Within the listing below, locate all lines containing the word "Kompetensi". Copy each one.

* start DATA SHOWN *

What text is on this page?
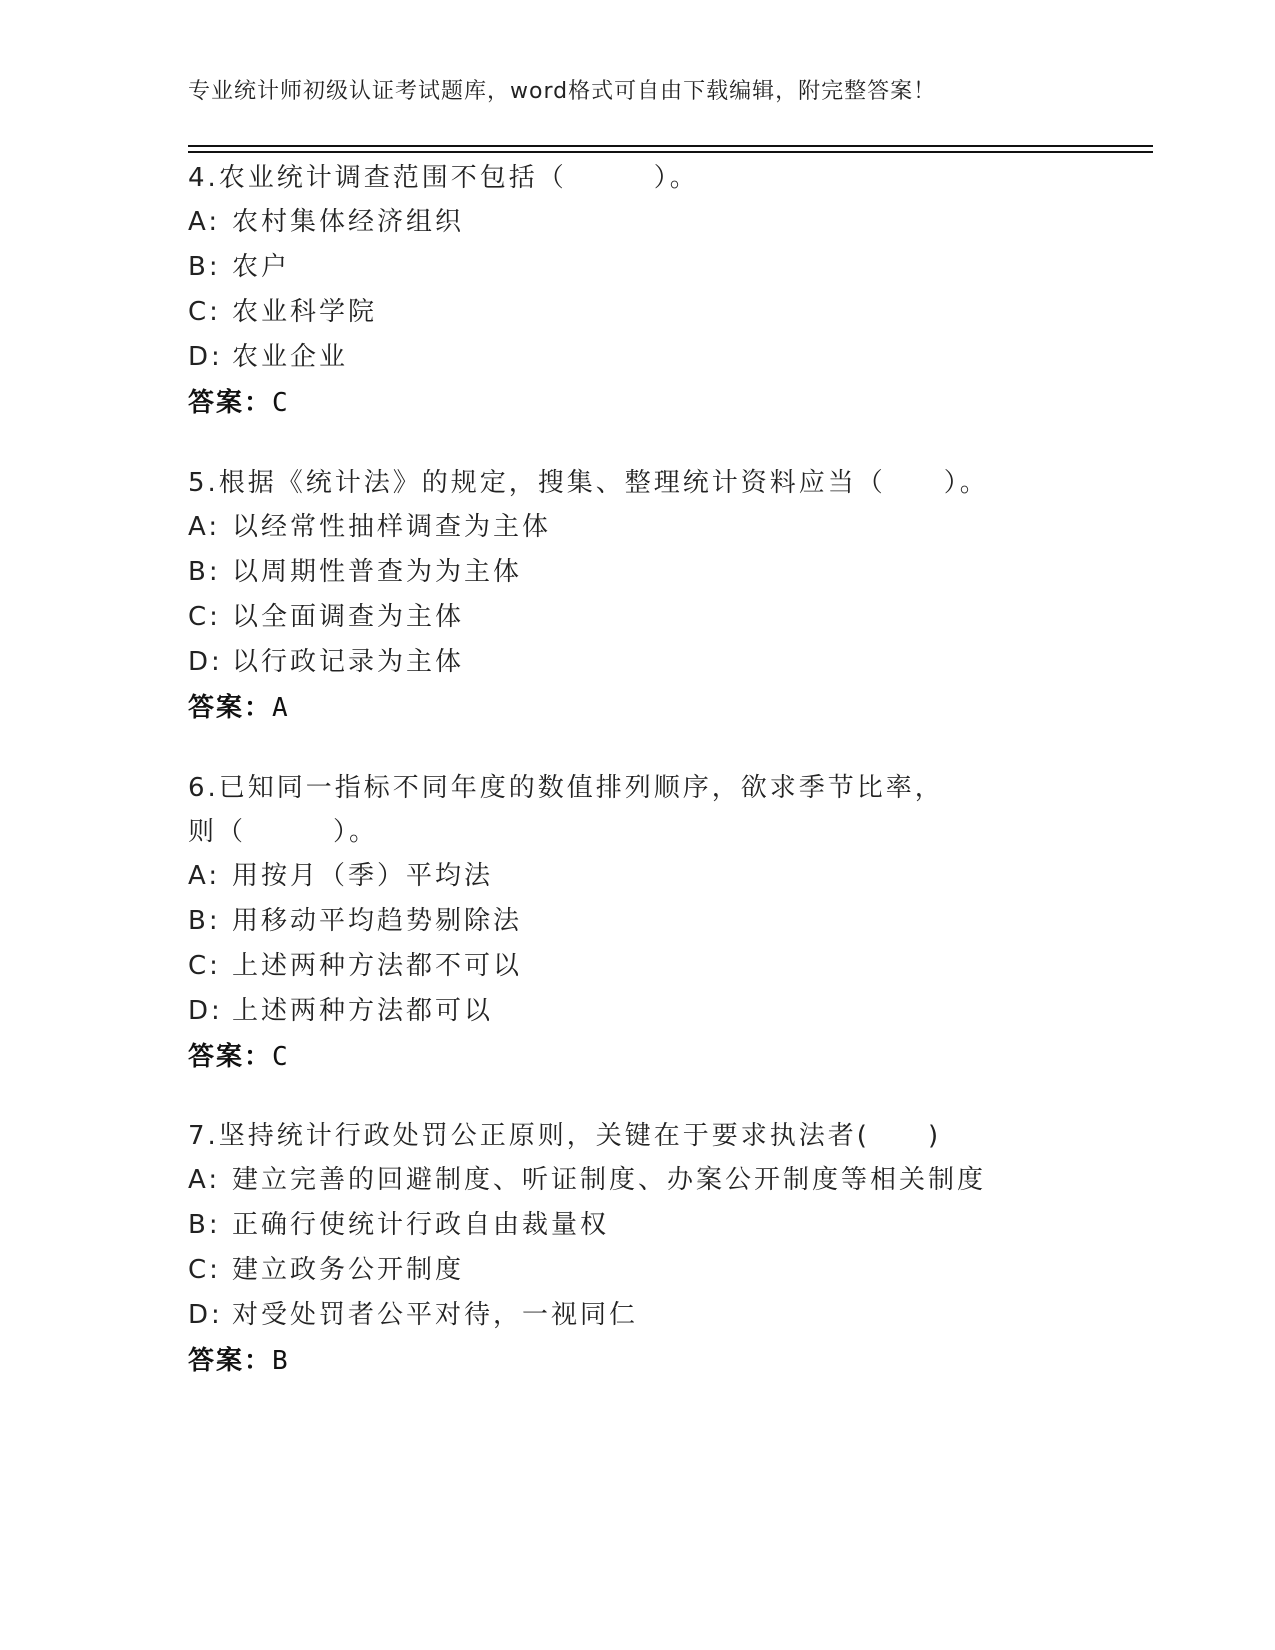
专业统计师初级认证考试题库，word格式可自由下载编辑，附完整答案！
4.农业统计调查范围不包括（　　　）。
A: 农村集体经济组织
B: 农户
C: 农业科学院
D: 农业企业
答案：C
5.根据《统计法》的规定，搜集、整理统计资料应当（　　）。
A: 以经常性抽样调查为主体
B: 以周期性普查为为主体
C: 以全面调查为主体
D: 以行政记录为主体
答案：A
6.已知同一指标不同年度的数值排列顺序，欲求季节比率，则（　　　）。
A: 用按月（季）平均法
B: 用移动平均趋势剔除法
C: 上述两种方法都不可以
D: 上述两种方法都可以
答案：C
7.坚持统计行政处罚公正原则，关键在于要求执法者(　　)
A: 建立完善的回避制度、听证制度、办案公开制度等相关制度
B: 正确行使统计行政自由裁量权
C: 建立政务公开制度
D: 对受处罚者公平对待，一视同仁
答案：B
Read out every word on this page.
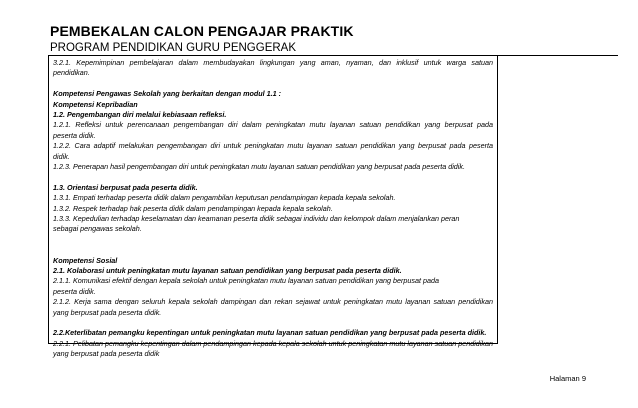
PEMBEKALAN CALON PENGAJAR PRAKTIK
PROGRAM PENDIDIKAN GURU PENGGERAK
3.2.1. Kepemimpinan pembelajaran dalam membudayakan lingkungan yang aman, nyaman, dan inklusif untuk warga satuan
pendidikan.
Kompetensi Pengawas Sekolah yang berkaitan dengan modul 1.1 :
Kompetensi Kepribadian
1.2. Pengembangan diri melalui kebiasaan refleksi.
1.2.1. Refleksi untuk perencanaan pengembangan diri dalam peningkatan mutu layanan satuan pendidikan yang berpusat pada
peserta didik.
1.2.2. Cara adaptif melakukan pengembangan diri untuk peningkatan mutu layanan satuan pendidikan yang berpusat pada peserta
didik.
1.2.3. Penerapan hasil pengembangan diri untuk peningkatan mutu layanan satuan pendidikan yang berpusat pada peserta didik.
1.3. Orientasi berpusat pada peserta didik.
1.3.1. Empati terhadap peserta didik dalam pengambilan keputusan pendampingan kepada kepala sekolah.
1.3.2. Respek terhadap hak peserta didik dalam pendampingan kepada kepala sekolah.
1.3.3. Kepedulian terhadap keselamatan dan keamanan peserta didik sebagai individu dan kelompok dalam menjalankan peran
sebagai pengawas sekolah.
Kompetensi Sosial
2.1. Kolaborasi untuk peningkatan mutu layanan satuan pendidikan yang berpusat pada peserta didik.
2.1.1. Komunikasi efektif dengan kepala sekolah untuk peningkatan mutu layanan satuan pendidikan yang berpusat pada
peserta didik.
2.1.2. Kerja sama dengan seluruh kepala sekolah dampingan dan rekan sejawat untuk peningkatan mutu layanan satuan pendidikan
yang berpusat pada peserta didik.
2.2.Keterlibatan pemangku kepentingan untuk peningkatan mutu layanan satuan pendidikan yang berpusat pada peserta didik.
2.2.1. Pelibatan pemangku kepentingan dalam pendampingan kepada kepala sekolah untuk peningkatan mutu layanan satuan pendidikan
yang berpusat pada peserta didik
Halaman 9
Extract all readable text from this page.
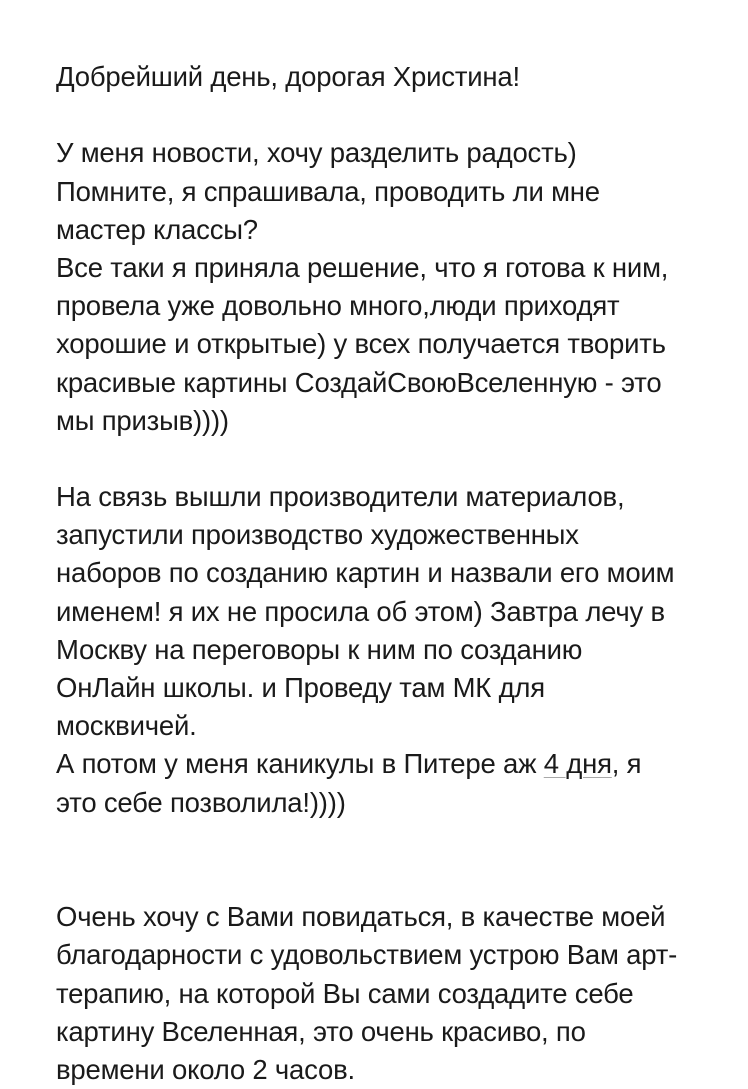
Добрейший день, дорогая Христина!
У меня новости, хочу разделить радость)
Помните, я спрашивала, проводить ли мне
мастер классы?
Все таки я приняла решение, что я готова к ним,
провела уже довольно много,люди приходят
хорошие и открытые) у всех получается творить
красивые картины СоздайСвоюВселенную - это
мы призыв))))
На связь вышли производители материалов,
запустили производство художественных
наборов по созданию картин и назвали его моим
именем! я их не просила об этом) Завтра лечу в
Москву на переговоры к ним по созданию
ОнЛайн школы. и Проведу там МК для
москвичей.
А потом у меня каникулы в Питере аж 4 дня, я
это себе позволила!))))
Очень хочу с Вами повидаться, в качестве моей
благодарности с удовольствием устрою Вам арт-
терапию, на которой Вы сами создадите себе
картину Вселенная, это очень красиво, по
времени около 2 часов.
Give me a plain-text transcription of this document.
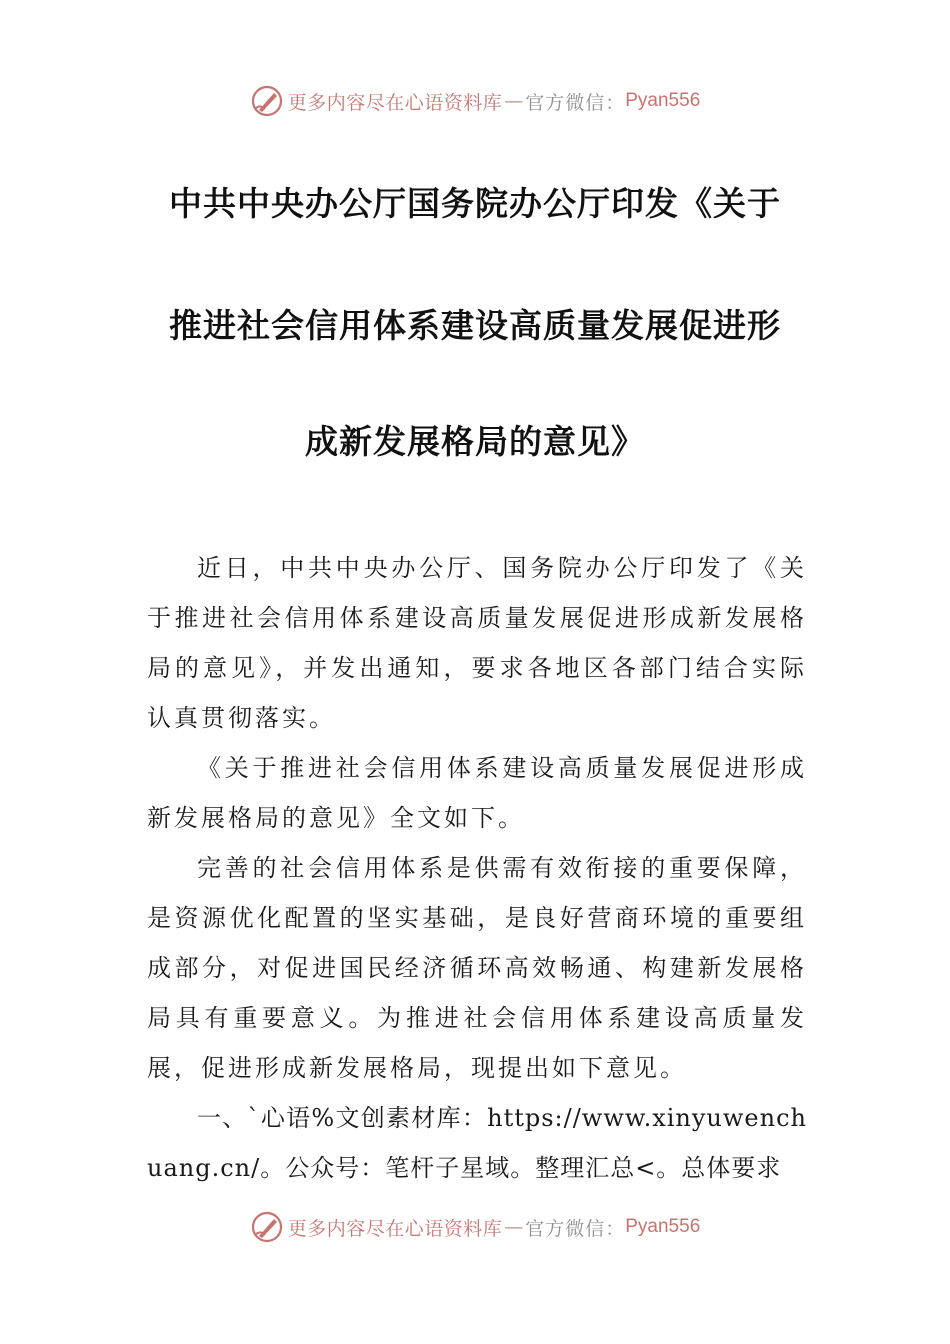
更多内容尽在心语资料库 — 官方微信： Pyan556
中共中央办公厅国务院办公厅印发《关于
推进社会信用体系建设高质量发展促进形
成新发展格局的意见》

近日，中共中央办公厅、国务院办公厅印发了《关于推进社会信用体系建设高质量发展促进形成新发展格局的意见》，并发出通知，要求各地区各部门结合实际认真贯彻落实。

《关于推进社会信用体系建设高质量发展促进形成新发展格局的意见》全文如下。

完善的社会信用体系是供需有效衔接的重要保障，是资源优化配置的坚实基础，是良好营商环境的重要组成部分，对促进国民经济循环高效畅通、构建新发展格局具有重要意义。为推进社会信用体系建设高质量发展，促进形成新发展格局，现提出如下意见。

一、`心语%文创素材库：https://www.xinyuwenchuang.cn/。公众号：笔杆子星域。整理汇总<。总体要求

更多内容尽在心语资料库 — 官方微信： Pyan556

* end DATA SHOWN *

FINISHED TASK:
Kompetensi Pengawas Sekolah yang berkaitan dengan modul 1.1 :
Kompetensi Kepribadian
Kompetensi Sosial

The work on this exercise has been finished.